**** Records provided ****

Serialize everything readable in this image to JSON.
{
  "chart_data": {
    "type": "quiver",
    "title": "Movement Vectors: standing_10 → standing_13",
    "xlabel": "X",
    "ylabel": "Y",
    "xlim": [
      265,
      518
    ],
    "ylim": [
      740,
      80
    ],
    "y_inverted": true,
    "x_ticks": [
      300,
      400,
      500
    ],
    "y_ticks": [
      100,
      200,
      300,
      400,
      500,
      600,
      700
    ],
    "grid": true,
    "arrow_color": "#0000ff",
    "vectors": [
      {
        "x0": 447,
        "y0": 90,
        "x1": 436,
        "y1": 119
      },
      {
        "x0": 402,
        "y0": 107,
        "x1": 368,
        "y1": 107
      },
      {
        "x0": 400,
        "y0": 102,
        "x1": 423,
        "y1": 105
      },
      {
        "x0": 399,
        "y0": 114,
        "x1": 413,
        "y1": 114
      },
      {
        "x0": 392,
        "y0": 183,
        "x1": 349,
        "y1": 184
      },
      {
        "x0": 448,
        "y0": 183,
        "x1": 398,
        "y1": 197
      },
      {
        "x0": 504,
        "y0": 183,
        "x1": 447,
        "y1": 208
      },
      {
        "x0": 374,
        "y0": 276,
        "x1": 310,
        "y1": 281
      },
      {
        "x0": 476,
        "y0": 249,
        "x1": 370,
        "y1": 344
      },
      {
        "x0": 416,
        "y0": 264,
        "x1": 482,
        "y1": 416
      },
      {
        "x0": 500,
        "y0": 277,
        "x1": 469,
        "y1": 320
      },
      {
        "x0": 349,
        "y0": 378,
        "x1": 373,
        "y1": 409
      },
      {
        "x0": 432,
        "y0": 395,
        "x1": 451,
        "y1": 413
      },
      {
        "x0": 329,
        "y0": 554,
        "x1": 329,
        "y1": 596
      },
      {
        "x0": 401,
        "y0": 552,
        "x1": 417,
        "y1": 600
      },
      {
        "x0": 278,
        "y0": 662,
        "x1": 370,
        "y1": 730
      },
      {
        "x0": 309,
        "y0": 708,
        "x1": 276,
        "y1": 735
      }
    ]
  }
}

****

### What the task requires
Copy out all of the data exactly, leaving nothing out.

### Exercise solution
Serialize everything readable in this image to JSON.
{
  "chart_data": {
    "type": "quiver",
    "title": "Movement Vectors: standing_10 → standing_13",
    "xlabel": "X",
    "ylabel": "Y",
    "xlim": [
      265,
      518
    ],
    "ylim": [
      740,
      80
    ],
    "y_inverted": true,
    "x_ticks": [
      300,
      400,
      500
    ],
    "y_ticks": [
      100,
      200,
      300,
      400,
      500,
      600,
      700
    ],
    "grid": true,
    "arrow_color": "#0000ff",
    "vectors": [
      {
        "x0": 447,
        "y0": 90,
        "x1": 436,
        "y1": 119
      },
      {
        "x0": 402,
        "y0": 107,
        "x1": 368,
        "y1": 107
      },
      {
        "x0": 400,
        "y0": 102,
        "x1": 423,
        "y1": 105
      },
      {
        "x0": 399,
        "y0": 114,
        "x1": 413,
        "y1": 114
      },
      {
        "x0": 392,
        "y0": 183,
        "x1": 349,
        "y1": 184
      },
      {
        "x0": 448,
        "y0": 183,
        "x1": 398,
        "y1": 197
      },
      {
        "x0": 504,
        "y0": 183,
        "x1": 447,
        "y1": 208
      },
      {
        "x0": 374,
        "y0": 276,
        "x1": 310,
        "y1": 281
      },
      {
        "x0": 476,
        "y0": 249,
        "x1": 370,
        "y1": 344
      },
      {
        "x0": 416,
        "y0": 264,
        "x1": 482,
        "y1": 416
      },
      {
        "x0": 500,
        "y0": 277,
        "x1": 469,
        "y1": 320
      },
      {
        "x0": 349,
        "y0": 378,
        "x1": 373,
        "y1": 409
      },
      {
        "x0": 432,
        "y0": 395,
        "x1": 451,
        "y1": 413
      },
      {
        "x0": 329,
        "y0": 554,
        "x1": 329,
        "y1": 596
      },
      {
        "x0": 401,
        "y0": 552,
        "x1": 417,
        "y1": 600
      },
      {
        "x0": 278,
        "y0": 662,
        "x1": 370,
        "y1": 730
      },
      {
        "x0": 309,
        "y0": 708,
        "x1": 276,
        "y1": 735
      }
    ]
  }
}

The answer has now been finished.